- _Given records_:
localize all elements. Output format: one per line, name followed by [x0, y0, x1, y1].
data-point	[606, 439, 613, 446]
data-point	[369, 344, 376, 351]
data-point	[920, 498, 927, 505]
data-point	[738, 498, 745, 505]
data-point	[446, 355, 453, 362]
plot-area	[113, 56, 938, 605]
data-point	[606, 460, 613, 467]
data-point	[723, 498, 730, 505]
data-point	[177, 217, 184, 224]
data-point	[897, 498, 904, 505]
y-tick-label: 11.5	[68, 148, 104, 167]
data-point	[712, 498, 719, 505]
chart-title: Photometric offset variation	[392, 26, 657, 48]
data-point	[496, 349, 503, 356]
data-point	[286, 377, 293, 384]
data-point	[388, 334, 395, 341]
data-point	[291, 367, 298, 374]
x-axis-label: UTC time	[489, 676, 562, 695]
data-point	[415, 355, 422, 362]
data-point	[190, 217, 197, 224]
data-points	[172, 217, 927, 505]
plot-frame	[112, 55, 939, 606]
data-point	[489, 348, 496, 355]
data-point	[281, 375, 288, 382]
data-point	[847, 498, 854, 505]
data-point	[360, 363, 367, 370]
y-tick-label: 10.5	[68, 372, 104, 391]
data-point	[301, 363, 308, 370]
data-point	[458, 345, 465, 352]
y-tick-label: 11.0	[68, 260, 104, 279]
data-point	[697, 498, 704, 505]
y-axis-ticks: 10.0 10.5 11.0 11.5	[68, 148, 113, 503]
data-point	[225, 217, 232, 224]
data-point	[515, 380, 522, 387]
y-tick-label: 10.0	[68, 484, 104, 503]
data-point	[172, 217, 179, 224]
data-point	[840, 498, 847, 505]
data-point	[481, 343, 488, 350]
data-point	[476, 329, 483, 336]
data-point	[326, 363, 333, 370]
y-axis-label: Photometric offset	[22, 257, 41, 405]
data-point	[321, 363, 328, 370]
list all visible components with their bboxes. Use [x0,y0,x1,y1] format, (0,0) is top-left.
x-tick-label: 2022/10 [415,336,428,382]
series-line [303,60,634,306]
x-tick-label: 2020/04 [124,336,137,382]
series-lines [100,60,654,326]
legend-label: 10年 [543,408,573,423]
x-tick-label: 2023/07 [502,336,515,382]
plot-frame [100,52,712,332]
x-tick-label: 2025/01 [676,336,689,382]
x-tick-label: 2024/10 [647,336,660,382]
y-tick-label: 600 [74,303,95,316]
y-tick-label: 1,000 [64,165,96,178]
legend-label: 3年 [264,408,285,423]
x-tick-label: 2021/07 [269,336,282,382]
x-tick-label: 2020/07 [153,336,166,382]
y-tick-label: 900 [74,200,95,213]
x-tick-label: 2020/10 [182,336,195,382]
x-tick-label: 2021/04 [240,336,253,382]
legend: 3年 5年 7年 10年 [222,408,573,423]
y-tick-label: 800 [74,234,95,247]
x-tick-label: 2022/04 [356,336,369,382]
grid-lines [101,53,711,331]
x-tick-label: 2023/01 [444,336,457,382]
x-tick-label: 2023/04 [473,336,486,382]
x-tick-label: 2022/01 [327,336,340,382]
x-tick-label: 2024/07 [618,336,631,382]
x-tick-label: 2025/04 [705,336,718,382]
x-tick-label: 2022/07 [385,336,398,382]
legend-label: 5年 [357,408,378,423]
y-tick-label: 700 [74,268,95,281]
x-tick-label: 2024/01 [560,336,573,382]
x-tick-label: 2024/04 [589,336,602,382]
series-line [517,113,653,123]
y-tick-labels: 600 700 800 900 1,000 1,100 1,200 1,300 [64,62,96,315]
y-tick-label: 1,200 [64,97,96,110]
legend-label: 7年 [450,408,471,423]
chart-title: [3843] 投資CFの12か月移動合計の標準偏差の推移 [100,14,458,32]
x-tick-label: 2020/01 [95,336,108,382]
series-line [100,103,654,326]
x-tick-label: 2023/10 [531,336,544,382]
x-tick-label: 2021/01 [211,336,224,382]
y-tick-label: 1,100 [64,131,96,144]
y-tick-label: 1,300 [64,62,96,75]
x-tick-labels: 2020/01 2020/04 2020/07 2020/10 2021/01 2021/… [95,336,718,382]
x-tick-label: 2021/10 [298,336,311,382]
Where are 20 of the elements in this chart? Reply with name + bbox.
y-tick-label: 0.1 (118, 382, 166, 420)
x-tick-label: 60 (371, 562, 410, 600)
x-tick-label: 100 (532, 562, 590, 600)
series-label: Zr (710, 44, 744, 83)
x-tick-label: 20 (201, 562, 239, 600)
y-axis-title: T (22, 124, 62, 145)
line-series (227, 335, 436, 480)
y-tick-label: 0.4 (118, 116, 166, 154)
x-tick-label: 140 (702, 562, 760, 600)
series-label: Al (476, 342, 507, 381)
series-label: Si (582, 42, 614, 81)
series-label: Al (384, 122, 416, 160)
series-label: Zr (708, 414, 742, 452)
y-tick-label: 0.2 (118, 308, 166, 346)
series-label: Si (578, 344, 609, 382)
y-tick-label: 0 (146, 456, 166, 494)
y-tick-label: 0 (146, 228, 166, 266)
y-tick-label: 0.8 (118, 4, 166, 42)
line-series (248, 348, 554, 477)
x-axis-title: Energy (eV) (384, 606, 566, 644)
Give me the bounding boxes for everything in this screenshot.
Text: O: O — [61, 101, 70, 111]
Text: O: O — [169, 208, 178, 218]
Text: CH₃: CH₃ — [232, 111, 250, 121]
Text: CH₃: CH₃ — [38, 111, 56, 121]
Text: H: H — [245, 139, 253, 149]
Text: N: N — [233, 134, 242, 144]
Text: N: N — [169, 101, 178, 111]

- _Exercise instructions_:
Please copy every line of the records above, character for character and with nothing changed.

- _Complete output_:
localize all elements. Output format: one per line, name followed by [x0, y0, x1, y1].
data-point	[606, 439, 613, 446]
data-point	[369, 344, 376, 351]
data-point	[920, 498, 927, 505]
data-point	[738, 498, 745, 505]
data-point	[446, 355, 453, 362]
plot-area	[113, 56, 938, 605]
data-point	[606, 460, 613, 467]
data-point	[723, 498, 730, 505]
data-point	[177, 217, 184, 224]
data-point	[897, 498, 904, 505]
y-tick-label: 11.5	[68, 148, 104, 167]
data-point	[712, 498, 719, 505]
chart-title: Photometric offset variation	[392, 26, 657, 48]
data-point	[496, 349, 503, 356]
data-point	[286, 377, 293, 384]
data-point	[388, 334, 395, 341]
data-point	[291, 367, 298, 374]
x-axis-label: UTC time	[489, 676, 562, 695]
data-point	[415, 355, 422, 362]
data-point	[190, 217, 197, 224]
data-points	[172, 217, 927, 505]
plot-frame	[112, 55, 939, 606]
data-point	[489, 348, 496, 355]
data-point	[281, 375, 288, 382]
data-point	[847, 498, 854, 505]
data-point	[360, 363, 367, 370]
y-tick-label: 10.5	[68, 372, 104, 391]
data-point	[301, 363, 308, 370]
data-point	[458, 345, 465, 352]
y-tick-label: 11.0	[68, 260, 104, 279]
data-point	[697, 498, 704, 505]
y-axis-ticks: 10.0 10.5 11.0 11.5	[68, 148, 113, 503]
data-point	[225, 217, 232, 224]
data-point	[515, 380, 522, 387]
y-tick-label: 10.0	[68, 484, 104, 503]
data-point	[172, 217, 179, 224]
data-point	[840, 498, 847, 505]
data-point	[481, 343, 488, 350]
data-point	[476, 329, 483, 336]
data-point	[326, 363, 333, 370]
y-axis-label: Photometric offset	[22, 257, 41, 405]
data-point	[321, 363, 328, 370]
list all visible components with their bboxes. Use [x0,y0,x1,y1] format, (0,0) is top-left.
x-tick-label: 2022/10 [415,336,428,382]
series-line [303,60,634,306]
x-tick-label: 2020/04 [124,336,137,382]
series-lines [100,60,654,326]
legend-label: 10年 [543,408,573,423]
x-tick-label: 2023/07 [502,336,515,382]
plot-frame [100,52,712,332]
x-tick-label: 2025/01 [676,336,689,382]
x-tick-label: 2024/10 [647,336,660,382]
y-tick-label: 600 [74,303,95,316]
y-tick-label: 1,000 [64,165,96,178]
legend-label: 3年 [264,408,285,423]
x-tick-label: 2021/07 [269,336,282,382]
x-tick-label: 2020/07 [153,336,166,382]
y-tick-label: 900 [74,200,95,213]
x-tick-label: 2020/10 [182,336,195,382]
x-tick-label: 2021/04 [240,336,253,382]
legend: 3年 5年 7年 10年 [222,408,573,423]
y-tick-label: 800 [74,234,95,247]
x-tick-label: 2022/04 [356,336,369,382]
grid-lines [101,53,711,331]
x-tick-label: 2023/01 [444,336,457,382]
x-tick-label: 2023/04 [473,336,486,382]
x-tick-label: 2022/01 [327,336,340,382]
x-tick-label: 2024/07 [618,336,631,382]
x-tick-label: 2025/04 [705,336,718,382]
x-tick-label: 2022/07 [385,336,398,382]
legend-label: 5年 [357,408,378,423]
y-tick-label: 700 [74,268,95,281]
x-tick-label: 2024/01 [560,336,573,382]
x-tick-label: 2024/04 [589,336,602,382]
series-line [517,113,653,123]
y-tick-labels: 600 700 800 900 1,000 1,100 1,200 1,300 [64,62,96,315]
y-tick-label: 1,200 [64,97,96,110]
legend-label: 7年 [450,408,471,423]
chart-title: [3843] 投資CFの12か月移動合計の標準偏差の推移 [100,14,458,32]
x-tick-label: 2020/01 [95,336,108,382]
series-line [100,103,654,326]
x-tick-label: 2023/10 [531,336,544,382]
x-tick-label: 2021/01 [211,336,224,382]
y-tick-label: 1,100 [64,131,96,144]
y-tick-label: 1,300 [64,62,96,75]
x-tick-labels: 2020/01 2020/04 2020/07 2020/10 2021/01 2021/… [95,336,718,382]
x-tick-label: 2021/10 [298,336,311,382]
Where are 20 of the elements in this chart? Reply with name + bbox.
y-tick-label: 0.1 (118, 382, 166, 420)
x-tick-label: 60 (371, 562, 410, 600)
x-tick-label: 100 (532, 562, 590, 600)
series-label: Zr (710, 44, 744, 83)
x-tick-label: 20 (201, 562, 239, 600)
y-axis-title: T (22, 124, 62, 145)
line-series (227, 335, 436, 480)
y-tick-label: 0.4 (118, 116, 166, 154)
x-tick-label: 140 (702, 562, 760, 600)
series-label: Al (476, 342, 507, 381)
series-label: Si (582, 42, 614, 81)
series-label: Al (384, 122, 416, 160)
series-label: Zr (708, 414, 742, 452)
y-tick-label: 0.2 (118, 308, 166, 346)
series-label: Si (578, 344, 609, 382)
y-tick-label: 0 (146, 456, 166, 494)
y-tick-label: 0 (146, 228, 166, 266)
y-tick-label: 0.8 (118, 4, 166, 42)
line-series (248, 348, 554, 477)
x-axis-title: Energy (eV) (384, 606, 566, 644)
Give me the bounding boxes for everything in this screenshot.
Text: O: O — [61, 101, 70, 111]
Text: O: O — [169, 208, 178, 218]
Text: CH₃: CH₃ — [232, 111, 250, 121]
Text: CH₃: CH₃ — [38, 111, 56, 121]
Text: H: H — [245, 139, 253, 149]
Text: N: N — [233, 134, 242, 144]
Text: N: N — [169, 101, 178, 111]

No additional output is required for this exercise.